:: WHAT YOU WILL DO ::
What is the number of lines holding the word "Управлении"? Give that number alone.

:: THE DATA ::

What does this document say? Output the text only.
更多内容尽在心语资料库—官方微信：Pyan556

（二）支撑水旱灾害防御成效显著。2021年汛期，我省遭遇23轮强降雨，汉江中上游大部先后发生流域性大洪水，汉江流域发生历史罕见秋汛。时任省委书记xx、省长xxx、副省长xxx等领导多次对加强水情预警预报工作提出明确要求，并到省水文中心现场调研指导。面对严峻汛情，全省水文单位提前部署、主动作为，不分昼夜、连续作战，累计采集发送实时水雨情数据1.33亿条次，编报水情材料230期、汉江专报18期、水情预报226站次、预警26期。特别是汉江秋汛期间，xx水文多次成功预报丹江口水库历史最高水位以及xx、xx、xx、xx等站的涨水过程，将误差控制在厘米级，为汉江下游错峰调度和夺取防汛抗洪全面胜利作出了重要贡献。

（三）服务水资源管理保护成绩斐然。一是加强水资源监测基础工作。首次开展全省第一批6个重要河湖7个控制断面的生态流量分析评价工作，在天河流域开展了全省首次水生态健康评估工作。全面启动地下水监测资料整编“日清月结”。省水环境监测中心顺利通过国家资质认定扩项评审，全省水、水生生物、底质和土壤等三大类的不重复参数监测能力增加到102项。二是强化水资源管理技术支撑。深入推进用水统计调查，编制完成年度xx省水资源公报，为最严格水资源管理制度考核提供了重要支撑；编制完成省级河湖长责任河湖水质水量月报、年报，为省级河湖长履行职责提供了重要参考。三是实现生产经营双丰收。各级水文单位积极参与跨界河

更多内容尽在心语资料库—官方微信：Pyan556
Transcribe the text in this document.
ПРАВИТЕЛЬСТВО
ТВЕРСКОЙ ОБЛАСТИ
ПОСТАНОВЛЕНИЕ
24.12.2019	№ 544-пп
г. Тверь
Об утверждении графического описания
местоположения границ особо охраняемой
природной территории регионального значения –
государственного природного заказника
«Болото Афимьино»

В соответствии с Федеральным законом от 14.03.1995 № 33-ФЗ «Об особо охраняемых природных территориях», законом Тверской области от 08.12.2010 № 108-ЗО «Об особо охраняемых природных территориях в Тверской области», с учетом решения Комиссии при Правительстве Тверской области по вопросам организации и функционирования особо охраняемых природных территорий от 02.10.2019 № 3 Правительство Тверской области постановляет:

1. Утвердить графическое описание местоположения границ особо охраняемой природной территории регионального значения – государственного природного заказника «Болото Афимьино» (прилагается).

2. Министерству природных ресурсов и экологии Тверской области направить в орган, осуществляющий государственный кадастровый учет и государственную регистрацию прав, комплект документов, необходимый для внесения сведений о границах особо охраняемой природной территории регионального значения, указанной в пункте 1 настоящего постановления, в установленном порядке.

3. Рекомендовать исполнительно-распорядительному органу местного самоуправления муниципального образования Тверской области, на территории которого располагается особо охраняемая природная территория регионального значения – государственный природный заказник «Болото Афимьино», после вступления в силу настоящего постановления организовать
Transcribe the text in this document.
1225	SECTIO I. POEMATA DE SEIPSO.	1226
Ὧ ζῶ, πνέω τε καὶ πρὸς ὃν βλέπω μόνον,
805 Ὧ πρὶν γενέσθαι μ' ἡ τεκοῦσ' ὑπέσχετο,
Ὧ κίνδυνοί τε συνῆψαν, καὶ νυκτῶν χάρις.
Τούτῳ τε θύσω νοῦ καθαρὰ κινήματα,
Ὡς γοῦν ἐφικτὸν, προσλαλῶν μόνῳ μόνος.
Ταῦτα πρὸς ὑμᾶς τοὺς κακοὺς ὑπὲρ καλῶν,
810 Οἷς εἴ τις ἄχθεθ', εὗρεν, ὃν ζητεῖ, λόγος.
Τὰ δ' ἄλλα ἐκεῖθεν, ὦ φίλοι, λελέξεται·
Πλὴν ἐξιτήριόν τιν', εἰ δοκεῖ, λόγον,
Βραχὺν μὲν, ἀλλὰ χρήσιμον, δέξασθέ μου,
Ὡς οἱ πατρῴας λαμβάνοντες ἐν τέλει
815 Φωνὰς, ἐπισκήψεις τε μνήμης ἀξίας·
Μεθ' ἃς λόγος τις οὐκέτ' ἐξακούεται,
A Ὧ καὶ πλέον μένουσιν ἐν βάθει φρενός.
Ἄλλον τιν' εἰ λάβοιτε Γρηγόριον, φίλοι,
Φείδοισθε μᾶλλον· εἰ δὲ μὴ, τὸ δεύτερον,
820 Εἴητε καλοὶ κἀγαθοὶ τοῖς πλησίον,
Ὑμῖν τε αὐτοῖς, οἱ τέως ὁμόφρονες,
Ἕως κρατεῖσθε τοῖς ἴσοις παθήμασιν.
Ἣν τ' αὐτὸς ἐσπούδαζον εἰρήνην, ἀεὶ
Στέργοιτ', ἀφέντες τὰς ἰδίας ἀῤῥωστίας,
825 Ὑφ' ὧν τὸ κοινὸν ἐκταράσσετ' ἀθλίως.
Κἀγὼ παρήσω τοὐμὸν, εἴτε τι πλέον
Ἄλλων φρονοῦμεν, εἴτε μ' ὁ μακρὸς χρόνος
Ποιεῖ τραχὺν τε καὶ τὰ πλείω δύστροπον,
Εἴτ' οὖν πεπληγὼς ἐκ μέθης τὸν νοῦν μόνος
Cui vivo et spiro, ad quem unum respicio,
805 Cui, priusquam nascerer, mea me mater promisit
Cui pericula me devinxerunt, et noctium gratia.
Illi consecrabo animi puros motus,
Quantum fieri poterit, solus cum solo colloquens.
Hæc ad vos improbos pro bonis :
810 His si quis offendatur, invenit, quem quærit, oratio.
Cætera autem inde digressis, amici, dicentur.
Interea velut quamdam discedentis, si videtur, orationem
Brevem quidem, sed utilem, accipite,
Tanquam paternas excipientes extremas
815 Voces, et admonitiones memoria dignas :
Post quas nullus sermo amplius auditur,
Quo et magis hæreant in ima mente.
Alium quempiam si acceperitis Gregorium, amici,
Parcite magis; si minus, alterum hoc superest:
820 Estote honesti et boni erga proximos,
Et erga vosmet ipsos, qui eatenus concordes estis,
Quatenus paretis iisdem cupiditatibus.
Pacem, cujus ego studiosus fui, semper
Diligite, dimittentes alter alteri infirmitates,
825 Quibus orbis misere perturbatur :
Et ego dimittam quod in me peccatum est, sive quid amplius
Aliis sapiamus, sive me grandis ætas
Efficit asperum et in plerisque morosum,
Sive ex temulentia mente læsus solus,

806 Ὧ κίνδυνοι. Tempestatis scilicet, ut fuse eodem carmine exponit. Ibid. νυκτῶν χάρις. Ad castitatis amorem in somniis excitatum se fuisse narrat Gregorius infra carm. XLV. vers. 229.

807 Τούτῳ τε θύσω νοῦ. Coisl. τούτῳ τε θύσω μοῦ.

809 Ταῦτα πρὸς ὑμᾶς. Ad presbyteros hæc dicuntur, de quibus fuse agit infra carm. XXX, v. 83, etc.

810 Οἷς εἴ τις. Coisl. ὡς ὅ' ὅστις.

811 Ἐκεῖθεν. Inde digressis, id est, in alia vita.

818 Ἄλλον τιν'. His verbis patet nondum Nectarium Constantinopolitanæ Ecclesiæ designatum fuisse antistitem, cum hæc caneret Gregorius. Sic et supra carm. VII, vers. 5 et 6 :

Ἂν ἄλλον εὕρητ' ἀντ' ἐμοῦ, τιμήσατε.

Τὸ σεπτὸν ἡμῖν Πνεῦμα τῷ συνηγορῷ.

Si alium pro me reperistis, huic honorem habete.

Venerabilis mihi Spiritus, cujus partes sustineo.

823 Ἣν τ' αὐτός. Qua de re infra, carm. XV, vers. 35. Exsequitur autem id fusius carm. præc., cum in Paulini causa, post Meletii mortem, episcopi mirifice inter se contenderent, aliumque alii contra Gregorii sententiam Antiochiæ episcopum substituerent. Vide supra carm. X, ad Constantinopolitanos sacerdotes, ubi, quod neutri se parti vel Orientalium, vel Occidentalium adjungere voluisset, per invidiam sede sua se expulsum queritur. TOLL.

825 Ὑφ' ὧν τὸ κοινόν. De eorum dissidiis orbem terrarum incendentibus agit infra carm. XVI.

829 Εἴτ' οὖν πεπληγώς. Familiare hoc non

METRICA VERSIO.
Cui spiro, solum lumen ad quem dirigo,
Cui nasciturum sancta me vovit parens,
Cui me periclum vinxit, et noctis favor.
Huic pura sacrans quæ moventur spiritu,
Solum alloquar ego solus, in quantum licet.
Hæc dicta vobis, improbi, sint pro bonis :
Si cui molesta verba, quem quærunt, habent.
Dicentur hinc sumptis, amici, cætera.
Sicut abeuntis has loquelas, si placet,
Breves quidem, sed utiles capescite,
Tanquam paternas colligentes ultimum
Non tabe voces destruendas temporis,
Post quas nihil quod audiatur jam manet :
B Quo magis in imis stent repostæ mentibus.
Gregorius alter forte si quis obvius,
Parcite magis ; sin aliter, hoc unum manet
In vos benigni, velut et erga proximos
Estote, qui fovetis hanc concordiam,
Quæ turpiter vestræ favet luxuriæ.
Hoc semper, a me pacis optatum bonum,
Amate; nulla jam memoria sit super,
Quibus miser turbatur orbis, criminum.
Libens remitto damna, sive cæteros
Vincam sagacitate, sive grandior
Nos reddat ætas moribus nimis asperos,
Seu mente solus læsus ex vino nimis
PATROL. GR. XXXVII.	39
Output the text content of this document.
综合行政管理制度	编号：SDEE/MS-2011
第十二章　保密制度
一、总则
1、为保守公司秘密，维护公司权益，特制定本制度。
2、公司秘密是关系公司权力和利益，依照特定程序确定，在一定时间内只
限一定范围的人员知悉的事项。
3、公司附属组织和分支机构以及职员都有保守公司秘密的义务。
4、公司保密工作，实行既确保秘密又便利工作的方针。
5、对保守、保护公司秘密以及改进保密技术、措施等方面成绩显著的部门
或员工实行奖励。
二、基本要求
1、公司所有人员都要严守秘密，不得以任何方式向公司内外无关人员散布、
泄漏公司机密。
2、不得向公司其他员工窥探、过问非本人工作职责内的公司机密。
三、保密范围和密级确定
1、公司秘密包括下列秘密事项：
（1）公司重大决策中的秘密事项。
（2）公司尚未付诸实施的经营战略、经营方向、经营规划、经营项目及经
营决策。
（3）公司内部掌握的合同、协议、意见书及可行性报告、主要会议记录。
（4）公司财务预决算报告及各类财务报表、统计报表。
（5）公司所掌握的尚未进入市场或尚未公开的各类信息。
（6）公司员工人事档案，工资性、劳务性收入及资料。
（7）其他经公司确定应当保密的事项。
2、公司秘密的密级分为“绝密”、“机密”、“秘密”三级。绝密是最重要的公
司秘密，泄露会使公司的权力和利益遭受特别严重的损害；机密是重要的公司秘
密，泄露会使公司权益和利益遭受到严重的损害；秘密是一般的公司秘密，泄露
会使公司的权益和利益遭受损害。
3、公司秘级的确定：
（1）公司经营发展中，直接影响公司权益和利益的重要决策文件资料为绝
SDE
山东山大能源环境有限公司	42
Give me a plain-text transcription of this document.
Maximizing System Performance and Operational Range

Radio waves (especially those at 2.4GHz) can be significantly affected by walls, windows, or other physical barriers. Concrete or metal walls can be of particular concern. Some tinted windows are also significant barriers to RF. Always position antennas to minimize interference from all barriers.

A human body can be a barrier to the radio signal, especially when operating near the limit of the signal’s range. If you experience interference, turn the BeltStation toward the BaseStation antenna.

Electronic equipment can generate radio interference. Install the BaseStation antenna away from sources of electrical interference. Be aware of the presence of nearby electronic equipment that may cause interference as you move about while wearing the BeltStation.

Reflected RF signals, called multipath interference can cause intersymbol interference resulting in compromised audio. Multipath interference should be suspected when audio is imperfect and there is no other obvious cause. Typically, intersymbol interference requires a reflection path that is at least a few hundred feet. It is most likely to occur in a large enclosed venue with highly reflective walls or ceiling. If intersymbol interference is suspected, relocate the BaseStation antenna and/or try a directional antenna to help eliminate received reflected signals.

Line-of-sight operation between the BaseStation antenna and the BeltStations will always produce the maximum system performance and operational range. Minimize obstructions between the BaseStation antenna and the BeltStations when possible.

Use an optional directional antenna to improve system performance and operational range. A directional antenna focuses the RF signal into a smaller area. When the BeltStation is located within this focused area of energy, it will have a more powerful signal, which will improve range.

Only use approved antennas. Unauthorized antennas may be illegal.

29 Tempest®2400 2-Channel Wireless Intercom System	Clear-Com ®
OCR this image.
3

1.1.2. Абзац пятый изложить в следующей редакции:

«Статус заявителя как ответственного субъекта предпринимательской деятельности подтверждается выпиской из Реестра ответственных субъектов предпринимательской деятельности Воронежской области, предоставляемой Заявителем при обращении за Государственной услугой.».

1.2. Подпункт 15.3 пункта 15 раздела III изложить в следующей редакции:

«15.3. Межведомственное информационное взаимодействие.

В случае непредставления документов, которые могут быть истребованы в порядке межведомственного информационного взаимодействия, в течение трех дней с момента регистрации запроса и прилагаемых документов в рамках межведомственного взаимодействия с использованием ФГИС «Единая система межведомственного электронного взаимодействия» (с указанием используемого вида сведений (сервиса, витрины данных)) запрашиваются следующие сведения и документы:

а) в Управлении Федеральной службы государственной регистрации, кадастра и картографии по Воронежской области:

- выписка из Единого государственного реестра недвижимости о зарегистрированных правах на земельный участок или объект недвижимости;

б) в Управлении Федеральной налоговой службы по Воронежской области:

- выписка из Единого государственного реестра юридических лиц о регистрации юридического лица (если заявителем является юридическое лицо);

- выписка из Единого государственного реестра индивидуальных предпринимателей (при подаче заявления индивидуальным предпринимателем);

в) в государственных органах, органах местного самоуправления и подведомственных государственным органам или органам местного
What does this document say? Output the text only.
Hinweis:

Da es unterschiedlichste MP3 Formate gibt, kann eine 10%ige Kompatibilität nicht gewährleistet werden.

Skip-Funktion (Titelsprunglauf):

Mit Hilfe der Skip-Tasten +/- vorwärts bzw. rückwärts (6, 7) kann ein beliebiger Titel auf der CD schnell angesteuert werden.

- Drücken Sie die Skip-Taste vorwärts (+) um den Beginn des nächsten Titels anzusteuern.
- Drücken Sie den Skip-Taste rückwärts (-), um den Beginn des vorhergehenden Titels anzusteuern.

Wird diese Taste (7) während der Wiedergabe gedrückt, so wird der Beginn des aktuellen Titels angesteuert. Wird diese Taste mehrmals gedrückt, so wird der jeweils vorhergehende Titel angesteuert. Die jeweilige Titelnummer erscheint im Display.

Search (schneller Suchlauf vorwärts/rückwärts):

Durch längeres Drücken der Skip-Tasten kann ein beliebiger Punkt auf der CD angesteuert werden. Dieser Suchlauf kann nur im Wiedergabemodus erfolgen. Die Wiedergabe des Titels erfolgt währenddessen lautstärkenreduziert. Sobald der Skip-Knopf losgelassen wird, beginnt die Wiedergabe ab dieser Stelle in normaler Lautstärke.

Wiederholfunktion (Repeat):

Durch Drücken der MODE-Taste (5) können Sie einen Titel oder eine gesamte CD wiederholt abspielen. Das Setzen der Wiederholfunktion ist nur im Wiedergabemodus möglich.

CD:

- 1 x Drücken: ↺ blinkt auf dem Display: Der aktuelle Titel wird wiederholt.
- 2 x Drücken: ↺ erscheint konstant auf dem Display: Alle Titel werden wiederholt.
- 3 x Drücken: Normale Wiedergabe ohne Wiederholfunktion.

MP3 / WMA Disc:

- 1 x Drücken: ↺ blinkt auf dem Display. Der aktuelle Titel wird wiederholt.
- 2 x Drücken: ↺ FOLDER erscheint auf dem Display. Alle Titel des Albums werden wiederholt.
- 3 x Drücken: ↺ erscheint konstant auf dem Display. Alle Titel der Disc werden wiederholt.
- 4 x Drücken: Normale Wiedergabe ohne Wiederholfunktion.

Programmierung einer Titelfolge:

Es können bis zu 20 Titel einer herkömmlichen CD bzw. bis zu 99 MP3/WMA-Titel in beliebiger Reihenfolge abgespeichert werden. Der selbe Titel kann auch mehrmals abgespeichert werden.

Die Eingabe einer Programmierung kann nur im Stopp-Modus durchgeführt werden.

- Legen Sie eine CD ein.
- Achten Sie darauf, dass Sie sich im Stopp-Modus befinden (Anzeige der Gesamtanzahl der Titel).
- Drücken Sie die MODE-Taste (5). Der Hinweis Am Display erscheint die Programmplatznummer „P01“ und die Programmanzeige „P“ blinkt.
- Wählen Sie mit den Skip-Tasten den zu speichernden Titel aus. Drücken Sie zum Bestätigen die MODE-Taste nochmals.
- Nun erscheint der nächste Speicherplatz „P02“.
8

:: ANSWER TO THIS TASK ::
2